Print, exactly and completely, every entry in the data.
--- START OF SUPPLIED MATERIAL ---
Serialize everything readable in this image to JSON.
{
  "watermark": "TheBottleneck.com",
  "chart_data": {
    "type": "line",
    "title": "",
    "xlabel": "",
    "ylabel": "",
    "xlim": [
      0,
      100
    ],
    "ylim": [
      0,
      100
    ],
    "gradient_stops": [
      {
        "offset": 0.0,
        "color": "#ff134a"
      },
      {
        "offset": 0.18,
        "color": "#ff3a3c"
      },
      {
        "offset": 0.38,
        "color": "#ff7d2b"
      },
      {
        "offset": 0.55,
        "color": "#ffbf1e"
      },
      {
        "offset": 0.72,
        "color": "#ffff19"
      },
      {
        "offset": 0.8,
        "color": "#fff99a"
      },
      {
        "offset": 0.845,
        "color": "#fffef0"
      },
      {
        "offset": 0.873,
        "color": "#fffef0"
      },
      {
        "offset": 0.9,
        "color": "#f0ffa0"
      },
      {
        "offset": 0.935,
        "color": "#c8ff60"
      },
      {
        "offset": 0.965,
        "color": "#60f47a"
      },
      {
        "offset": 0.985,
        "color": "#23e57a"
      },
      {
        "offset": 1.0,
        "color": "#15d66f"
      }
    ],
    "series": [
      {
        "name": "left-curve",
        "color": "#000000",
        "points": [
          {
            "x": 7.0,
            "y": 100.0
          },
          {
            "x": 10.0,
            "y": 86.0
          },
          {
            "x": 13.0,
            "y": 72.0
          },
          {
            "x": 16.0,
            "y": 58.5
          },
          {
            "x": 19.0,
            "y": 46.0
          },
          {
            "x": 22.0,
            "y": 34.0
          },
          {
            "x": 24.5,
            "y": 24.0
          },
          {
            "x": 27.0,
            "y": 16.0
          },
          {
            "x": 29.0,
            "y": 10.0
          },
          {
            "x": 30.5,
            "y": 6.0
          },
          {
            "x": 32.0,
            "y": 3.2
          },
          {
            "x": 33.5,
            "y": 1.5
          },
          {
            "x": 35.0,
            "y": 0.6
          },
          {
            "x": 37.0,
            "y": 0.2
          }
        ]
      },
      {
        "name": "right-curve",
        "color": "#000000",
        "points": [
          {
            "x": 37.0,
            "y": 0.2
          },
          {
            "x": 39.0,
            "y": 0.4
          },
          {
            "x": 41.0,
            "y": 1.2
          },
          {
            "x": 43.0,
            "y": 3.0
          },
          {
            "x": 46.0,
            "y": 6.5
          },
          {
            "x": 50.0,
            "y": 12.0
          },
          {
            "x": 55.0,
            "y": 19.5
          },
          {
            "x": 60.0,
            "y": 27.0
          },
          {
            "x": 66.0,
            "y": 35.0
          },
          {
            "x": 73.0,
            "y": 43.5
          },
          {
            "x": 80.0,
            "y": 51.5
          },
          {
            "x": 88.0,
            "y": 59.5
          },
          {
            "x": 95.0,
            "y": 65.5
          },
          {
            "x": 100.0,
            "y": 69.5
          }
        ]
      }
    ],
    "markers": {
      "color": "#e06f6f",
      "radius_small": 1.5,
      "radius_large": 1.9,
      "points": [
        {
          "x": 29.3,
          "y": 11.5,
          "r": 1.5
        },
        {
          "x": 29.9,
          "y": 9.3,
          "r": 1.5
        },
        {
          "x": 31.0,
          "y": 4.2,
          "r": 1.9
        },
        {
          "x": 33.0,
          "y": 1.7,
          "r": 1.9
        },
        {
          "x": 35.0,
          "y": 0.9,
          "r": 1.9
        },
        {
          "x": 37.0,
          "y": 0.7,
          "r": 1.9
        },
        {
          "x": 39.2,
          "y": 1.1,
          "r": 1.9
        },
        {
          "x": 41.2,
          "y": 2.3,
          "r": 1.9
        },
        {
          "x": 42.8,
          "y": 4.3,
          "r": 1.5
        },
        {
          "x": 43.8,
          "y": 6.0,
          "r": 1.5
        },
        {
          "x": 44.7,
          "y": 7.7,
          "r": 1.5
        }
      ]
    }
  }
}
--- END OF SUPPLIED MATERIAL ---
ANSWER FOR THIS EXERCISE:
Serialize everything readable in this image to JSON.
{
  "watermark": "TheBottleneck.com",
  "chart_data": {
    "type": "line",
    "title": "",
    "xlabel": "",
    "ylabel": "",
    "xlim": [
      0,
      100
    ],
    "ylim": [
      0,
      100
    ],
    "gradient_stops": [
      {
        "offset": 0.0,
        "color": "#ff134a"
      },
      {
        "offset": 0.18,
        "color": "#ff3a3c"
      },
      {
        "offset": 0.38,
        "color": "#ff7d2b"
      },
      {
        "offset": 0.55,
        "color": "#ffbf1e"
      },
      {
        "offset": 0.72,
        "color": "#ffff19"
      },
      {
        "offset": 0.8,
        "color": "#fff99a"
      },
      {
        "offset": 0.845,
        "color": "#fffef0"
      },
      {
        "offset": 0.873,
        "color": "#fffef0"
      },
      {
        "offset": 0.9,
        "color": "#f0ffa0"
      },
      {
        "offset": 0.935,
        "color": "#c8ff60"
      },
      {
        "offset": 0.965,
        "color": "#60f47a"
      },
      {
        "offset": 0.985,
        "color": "#23e57a"
      },
      {
        "offset": 1.0,
        "color": "#15d66f"
      }
    ],
    "series": [
      {
        "name": "left-curve",
        "color": "#000000",
        "points": [
          {
            "x": 7.0,
            "y": 100.0
          },
          {
            "x": 10.0,
            "y": 86.0
          },
          {
            "x": 13.0,
            "y": 72.0
          },
          {
            "x": 16.0,
            "y": 58.5
          },
          {
            "x": 19.0,
            "y": 46.0
          },
          {
            "x": 22.0,
            "y": 34.0
          },
          {
            "x": 24.5,
            "y": 24.0
          },
          {
            "x": 27.0,
            "y": 16.0
          },
          {
            "x": 29.0,
            "y": 10.0
          },
          {
            "x": 30.5,
            "y": 6.0
          },
          {
            "x": 32.0,
            "y": 3.2
          },
          {
            "x": 33.5,
            "y": 1.5
          },
          {
            "x": 35.0,
            "y": 0.6
          },
          {
            "x": 37.0,
            "y": 0.2
          }
        ]
      },
      {
        "name": "right-curve",
        "color": "#000000",
        "points": [
          {
            "x": 37.0,
            "y": 0.2
          },
          {
            "x": 39.0,
            "y": 0.4
          },
          {
            "x": 41.0,
            "y": 1.2
          },
          {
            "x": 43.0,
            "y": 3.0
          },
          {
            "x": 46.0,
            "y": 6.5
          },
          {
            "x": 50.0,
            "y": 12.0
          },
          {
            "x": 55.0,
            "y": 19.5
          },
          {
            "x": 60.0,
            "y": 27.0
          },
          {
            "x": 66.0,
            "y": 35.0
          },
          {
            "x": 73.0,
            "y": 43.5
          },
          {
            "x": 80.0,
            "y": 51.5
          },
          {
            "x": 88.0,
            "y": 59.5
          },
          {
            "x": 95.0,
            "y": 65.5
          },
          {
            "x": 100.0,
            "y": 69.5
          }
        ]
      }
    ],
    "markers": {
      "color": "#e06f6f",
      "radius_small": 1.5,
      "radius_large": 1.9,
      "points": [
        {
          "x": 29.3,
          "y": 11.5,
          "r": 1.5
        },
        {
          "x": 29.9,
          "y": 9.3,
          "r": 1.5
        },
        {
          "x": 31.0,
          "y": 4.2,
          "r": 1.9
        },
        {
          "x": 33.0,
          "y": 1.7,
          "r": 1.9
        },
        {
          "x": 35.0,
          "y": 0.9,
          "r": 1.9
        },
        {
          "x": 37.0,
          "y": 0.7,
          "r": 1.9
        },
        {
          "x": 39.2,
          "y": 1.1,
          "r": 1.9
        },
        {
          "x": 41.2,
          "y": 2.3,
          "r": 1.9
        },
        {
          "x": 42.8,
          "y": 4.3,
          "r": 1.5
        },
        {
          "x": 43.8,
          "y": 6.0,
          "r": 1.5
        },
        {
          "x": 44.7,
          "y": 7.7,
          "r": 1.5
        }
      ]
    }
  }
}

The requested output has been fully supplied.